* **WRITTEN INSTRUCTION**
Tell how many lines in the data below include the word "right". The answer is the number only.

*****

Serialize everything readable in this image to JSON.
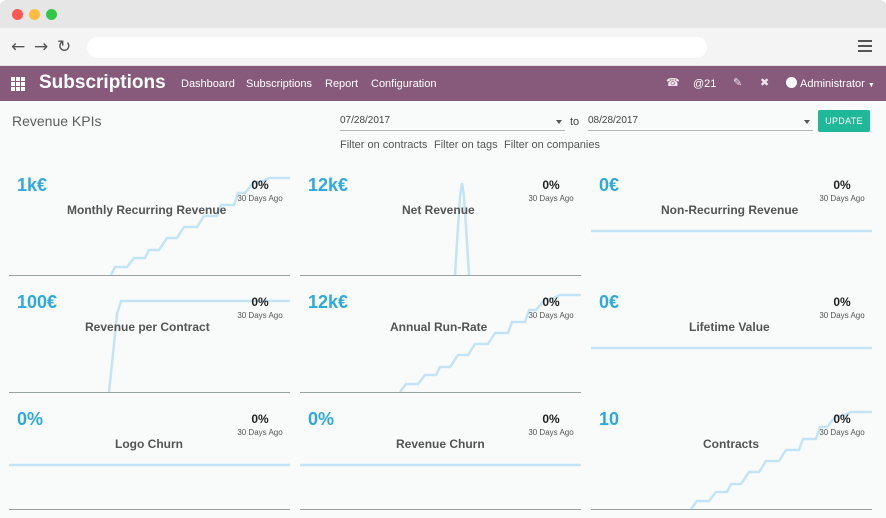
{
  "window": {
    "dot_colors": [
      "#fc5753",
      "#fdbc40",
      "#33c748"
    ]
  },
  "browser": {
    "back_icon": "arrow-left-icon",
    "forward_icon": "arrow-right-icon",
    "reload_icon": "reload-icon",
    "menu_icon": "hamburger-menu-icon",
    "address": ""
  },
  "appbar": {
    "title": "Subscriptions",
    "menu": [
      "Dashboard",
      "Subscriptions",
      "Report",
      "Configuration"
    ],
    "mentions_count": "@21",
    "user": "Administrator",
    "bg_color": "#875a7b"
  },
  "page": {
    "title": "Revenue KPIs",
    "start_date": "07/28/2017",
    "to_label": "to",
    "end_date": "08/28/2017",
    "update_label": "UPDATE",
    "filters": [
      "Filter on contracts",
      "Filter on tags",
      "Filter on companies"
    ]
  },
  "kpis": [
    {
      "value": "1k€",
      "name": "Monthly Recurring Revenue",
      "pct": "0%",
      "ago": "30 Days Ago"
    },
    {
      "value": "12k€",
      "name": "Net Revenue",
      "pct": "0%",
      "ago": "30 Days Ago"
    },
    {
      "value": "0€",
      "name": "Non-Recurring Revenue",
      "pct": "0%",
      "ago": "30 Days Ago"
    },
    {
      "value": "100€",
      "name": "Revenue per Contract",
      "pct": "0%",
      "ago": "30 Days Ago"
    },
    {
      "value": "12k€",
      "name": "Annual Run-Rate",
      "pct": "0%",
      "ago": "30 Days Ago"
    },
    {
      "value": "0€",
      "name": "Lifetime Value",
      "pct": "0%",
      "ago": "30 Days Ago"
    },
    {
      "value": "0%",
      "name": "Logo Churn",
      "pct": "0%",
      "ago": "30 Days Ago"
    },
    {
      "value": "0%",
      "name": "Revenue Churn",
      "pct": "0%",
      "ago": "30 Days Ago"
    },
    {
      "value": "10",
      "name": "Contracts",
      "pct": "0%",
      "ago": "30 Days Ago"
    }
  ],
  "colors": {
    "kpi_value": "#2ea8e0",
    "sparkline": "#c3e4f5",
    "update_button": "#21b799"
  }
}
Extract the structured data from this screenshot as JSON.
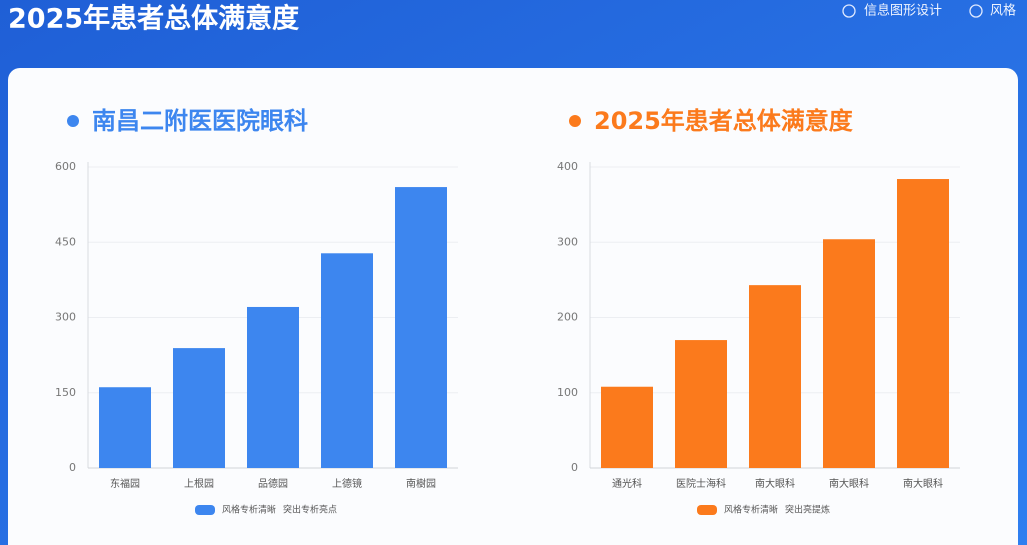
{
  "header": {
    "title": "2025年患者总体满意度",
    "links": [
      "信息图形设计",
      "风格"
    ]
  },
  "chart_data": [
    {
      "type": "bar",
      "title": "南昌二附医医院眼科",
      "color": "#3d86ef",
      "categories": [
        "东福园",
        "上根园",
        "品德园",
        "上德镜",
        "南樹园"
      ],
      "values": [
        161,
        239,
        321,
        428,
        560
      ],
      "ylim": [
        0,
        600
      ],
      "yticks": [
        0,
        150,
        300,
        450,
        600
      ],
      "grid": true,
      "legend": [
        "风格专析清晰",
        "突出专析亮点"
      ]
    },
    {
      "type": "bar",
      "title": "2025年患者总体满意度",
      "color": "#fb7a1c",
      "categories": [
        "通光科",
        "医院士海科",
        "南大眼科",
        "南大眼科",
        "南大眼科"
      ],
      "values": [
        108,
        170,
        243,
        304,
        384
      ],
      "ylim": [
        0,
        400
      ],
      "yticks": [
        0,
        100,
        200,
        300,
        400
      ],
      "grid": true,
      "legend": [
        "风格专析清晰",
        "突出亮提炼"
      ]
    }
  ]
}
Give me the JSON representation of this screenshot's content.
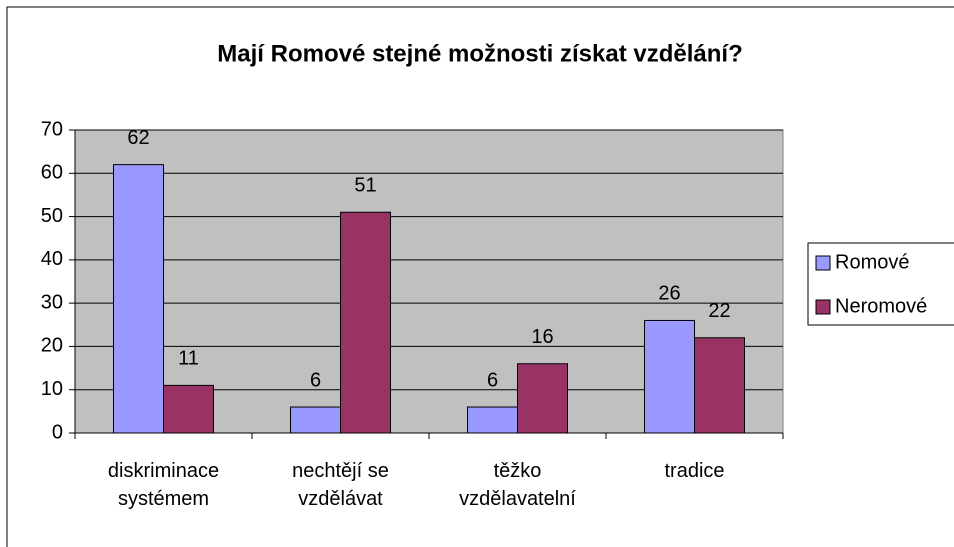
{
  "chart_data": {
    "type": "bar",
    "title": "Mají Romové stejné možnosti získat vzdělání?",
    "categories": [
      "diskriminace systémem",
      "nechtějí se vzdělávat",
      "těžko vzdělavatelní",
      "tradice"
    ],
    "series": [
      {
        "name": "Romové",
        "color": "#9999ff",
        "values": [
          62,
          6,
          6,
          26
        ]
      },
      {
        "name": "Neromové",
        "color": "#993366",
        "values": [
          11,
          51,
          16,
          22
        ]
      }
    ],
    "ylim": [
      0,
      70
    ],
    "yticks": [
      0,
      10,
      20,
      30,
      40,
      50,
      60,
      70
    ],
    "grid": true,
    "legend": "right"
  }
}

*****

* **FULL RESPONSE**
2